■ **To be done**: Write out all lines holding the word "this".

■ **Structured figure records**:
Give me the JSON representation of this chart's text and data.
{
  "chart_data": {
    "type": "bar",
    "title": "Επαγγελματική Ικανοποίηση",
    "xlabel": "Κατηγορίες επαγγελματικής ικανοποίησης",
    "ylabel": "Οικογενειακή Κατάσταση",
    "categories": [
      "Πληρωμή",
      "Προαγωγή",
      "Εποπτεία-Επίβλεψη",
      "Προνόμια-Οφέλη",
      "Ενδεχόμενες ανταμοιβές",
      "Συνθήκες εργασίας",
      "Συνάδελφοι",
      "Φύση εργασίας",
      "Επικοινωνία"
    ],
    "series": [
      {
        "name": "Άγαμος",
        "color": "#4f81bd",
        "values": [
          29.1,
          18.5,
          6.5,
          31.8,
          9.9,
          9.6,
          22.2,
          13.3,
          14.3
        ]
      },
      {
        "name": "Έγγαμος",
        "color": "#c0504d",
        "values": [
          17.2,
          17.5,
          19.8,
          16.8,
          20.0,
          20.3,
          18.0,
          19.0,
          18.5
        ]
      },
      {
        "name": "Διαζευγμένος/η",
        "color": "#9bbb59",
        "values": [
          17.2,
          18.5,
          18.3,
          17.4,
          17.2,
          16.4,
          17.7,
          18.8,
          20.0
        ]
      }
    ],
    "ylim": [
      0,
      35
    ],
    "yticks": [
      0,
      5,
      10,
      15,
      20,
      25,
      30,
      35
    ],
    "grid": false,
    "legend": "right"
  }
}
==
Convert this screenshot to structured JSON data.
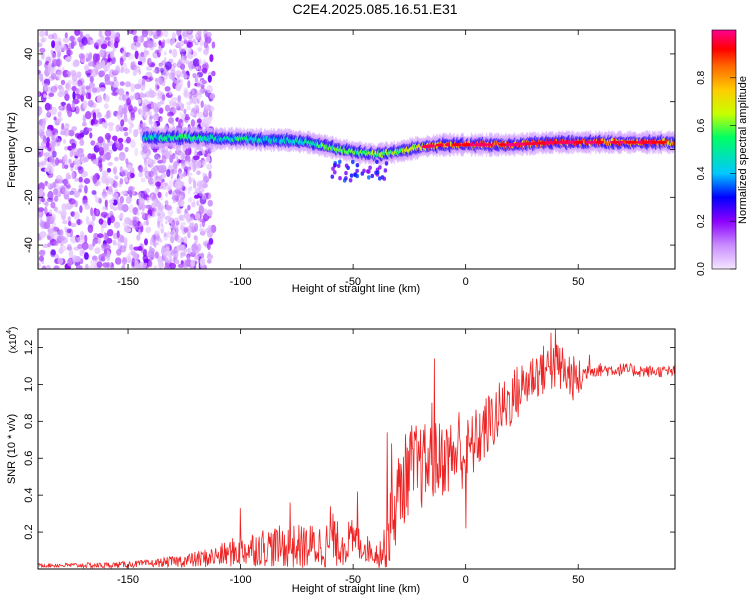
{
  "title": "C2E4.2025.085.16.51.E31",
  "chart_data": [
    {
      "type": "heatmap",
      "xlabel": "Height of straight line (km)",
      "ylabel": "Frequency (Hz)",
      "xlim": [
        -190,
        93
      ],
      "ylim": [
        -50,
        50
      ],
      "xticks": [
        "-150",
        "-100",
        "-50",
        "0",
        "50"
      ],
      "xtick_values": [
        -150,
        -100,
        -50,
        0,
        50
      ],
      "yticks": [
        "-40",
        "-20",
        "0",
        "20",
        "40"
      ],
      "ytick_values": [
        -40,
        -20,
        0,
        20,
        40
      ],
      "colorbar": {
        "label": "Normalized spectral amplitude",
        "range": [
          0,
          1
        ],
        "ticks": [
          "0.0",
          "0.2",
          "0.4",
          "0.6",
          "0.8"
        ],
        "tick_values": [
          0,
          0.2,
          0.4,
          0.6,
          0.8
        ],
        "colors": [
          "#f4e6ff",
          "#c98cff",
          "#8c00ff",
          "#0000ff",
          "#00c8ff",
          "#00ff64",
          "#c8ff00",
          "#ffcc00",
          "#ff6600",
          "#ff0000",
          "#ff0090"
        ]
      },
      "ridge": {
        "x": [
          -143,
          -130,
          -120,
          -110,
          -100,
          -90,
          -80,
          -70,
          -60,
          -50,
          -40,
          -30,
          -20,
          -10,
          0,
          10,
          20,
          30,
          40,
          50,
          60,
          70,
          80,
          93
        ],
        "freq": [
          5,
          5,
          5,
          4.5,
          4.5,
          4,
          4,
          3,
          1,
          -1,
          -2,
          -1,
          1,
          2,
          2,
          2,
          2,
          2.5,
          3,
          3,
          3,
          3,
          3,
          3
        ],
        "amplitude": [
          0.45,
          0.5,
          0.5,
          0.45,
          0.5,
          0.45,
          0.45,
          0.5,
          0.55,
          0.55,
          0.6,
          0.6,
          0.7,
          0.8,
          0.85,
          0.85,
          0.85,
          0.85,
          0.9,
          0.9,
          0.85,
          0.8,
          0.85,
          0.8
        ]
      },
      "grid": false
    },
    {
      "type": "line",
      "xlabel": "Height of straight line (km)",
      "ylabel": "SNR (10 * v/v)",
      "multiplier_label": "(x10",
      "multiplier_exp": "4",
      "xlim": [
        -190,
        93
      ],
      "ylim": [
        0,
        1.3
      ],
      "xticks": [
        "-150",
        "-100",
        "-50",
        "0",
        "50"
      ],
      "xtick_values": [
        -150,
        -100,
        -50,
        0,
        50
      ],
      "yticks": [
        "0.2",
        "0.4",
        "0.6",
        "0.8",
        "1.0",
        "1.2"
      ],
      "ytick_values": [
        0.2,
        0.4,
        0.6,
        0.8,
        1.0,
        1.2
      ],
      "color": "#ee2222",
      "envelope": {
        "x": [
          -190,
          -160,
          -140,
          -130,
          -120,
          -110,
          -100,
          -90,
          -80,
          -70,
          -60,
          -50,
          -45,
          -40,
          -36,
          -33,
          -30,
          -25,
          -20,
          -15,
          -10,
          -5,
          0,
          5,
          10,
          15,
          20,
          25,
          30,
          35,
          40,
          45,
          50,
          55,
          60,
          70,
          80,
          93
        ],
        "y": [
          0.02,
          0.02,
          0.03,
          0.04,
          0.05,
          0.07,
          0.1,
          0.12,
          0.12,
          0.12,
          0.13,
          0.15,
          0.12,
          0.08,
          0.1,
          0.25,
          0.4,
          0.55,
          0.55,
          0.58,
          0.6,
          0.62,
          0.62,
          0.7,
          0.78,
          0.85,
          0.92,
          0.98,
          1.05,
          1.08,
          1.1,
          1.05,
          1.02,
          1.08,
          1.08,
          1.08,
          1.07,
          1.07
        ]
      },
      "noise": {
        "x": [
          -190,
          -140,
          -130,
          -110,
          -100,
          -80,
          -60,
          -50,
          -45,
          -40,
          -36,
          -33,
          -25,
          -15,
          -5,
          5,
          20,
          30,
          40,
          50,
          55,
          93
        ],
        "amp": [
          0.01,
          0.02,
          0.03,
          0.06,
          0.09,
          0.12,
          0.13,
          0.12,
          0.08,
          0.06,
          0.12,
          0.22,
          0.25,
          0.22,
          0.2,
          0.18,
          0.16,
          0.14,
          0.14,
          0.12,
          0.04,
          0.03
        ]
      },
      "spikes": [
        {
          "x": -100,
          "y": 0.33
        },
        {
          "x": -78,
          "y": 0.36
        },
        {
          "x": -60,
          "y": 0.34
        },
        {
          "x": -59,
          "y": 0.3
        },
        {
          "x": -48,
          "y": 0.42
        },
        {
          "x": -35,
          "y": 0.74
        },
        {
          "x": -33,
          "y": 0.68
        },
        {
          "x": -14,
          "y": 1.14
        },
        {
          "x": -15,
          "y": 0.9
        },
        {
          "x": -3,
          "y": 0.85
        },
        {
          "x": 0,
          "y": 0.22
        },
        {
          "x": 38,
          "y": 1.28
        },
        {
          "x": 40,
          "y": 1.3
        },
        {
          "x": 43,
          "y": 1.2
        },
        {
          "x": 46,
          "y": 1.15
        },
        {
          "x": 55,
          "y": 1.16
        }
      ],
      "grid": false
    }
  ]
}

■ **Result below**:
Give me the JSON representation of this chart's text and data.
Convert this screenshot to structured JSON data.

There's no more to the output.